━━━ Records

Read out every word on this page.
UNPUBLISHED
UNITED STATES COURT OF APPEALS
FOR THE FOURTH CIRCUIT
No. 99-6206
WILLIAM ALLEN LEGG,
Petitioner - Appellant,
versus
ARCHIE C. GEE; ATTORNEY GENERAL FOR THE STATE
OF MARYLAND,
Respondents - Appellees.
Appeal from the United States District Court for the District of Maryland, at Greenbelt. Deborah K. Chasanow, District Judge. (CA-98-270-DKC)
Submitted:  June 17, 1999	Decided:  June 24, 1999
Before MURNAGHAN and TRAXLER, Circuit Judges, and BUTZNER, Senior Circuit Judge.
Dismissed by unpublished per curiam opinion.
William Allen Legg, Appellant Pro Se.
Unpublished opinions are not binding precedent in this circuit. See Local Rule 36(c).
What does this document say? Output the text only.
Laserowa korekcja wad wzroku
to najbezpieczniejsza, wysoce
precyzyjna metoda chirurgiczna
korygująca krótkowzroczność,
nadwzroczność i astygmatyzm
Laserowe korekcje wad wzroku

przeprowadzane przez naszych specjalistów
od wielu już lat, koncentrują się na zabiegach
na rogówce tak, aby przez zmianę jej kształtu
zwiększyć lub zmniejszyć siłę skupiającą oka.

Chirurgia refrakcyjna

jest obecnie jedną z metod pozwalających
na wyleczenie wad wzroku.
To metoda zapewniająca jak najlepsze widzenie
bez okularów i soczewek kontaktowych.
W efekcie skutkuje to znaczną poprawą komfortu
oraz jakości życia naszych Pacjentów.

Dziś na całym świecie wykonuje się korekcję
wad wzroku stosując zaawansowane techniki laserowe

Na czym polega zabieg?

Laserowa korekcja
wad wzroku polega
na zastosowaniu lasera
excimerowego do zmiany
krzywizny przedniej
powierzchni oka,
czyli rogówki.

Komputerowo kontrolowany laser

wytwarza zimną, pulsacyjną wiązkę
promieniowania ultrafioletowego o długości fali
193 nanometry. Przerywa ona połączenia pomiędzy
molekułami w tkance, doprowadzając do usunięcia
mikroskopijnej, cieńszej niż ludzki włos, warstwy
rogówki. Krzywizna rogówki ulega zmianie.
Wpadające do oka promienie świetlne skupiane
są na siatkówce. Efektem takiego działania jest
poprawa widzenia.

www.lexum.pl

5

━━━━━━

Problem to work on → Using the listing above, return all lines where the word "Laserowa" occurs.

Task answer →
Laserowa korekcja wad wzroku
Laserowa korekcja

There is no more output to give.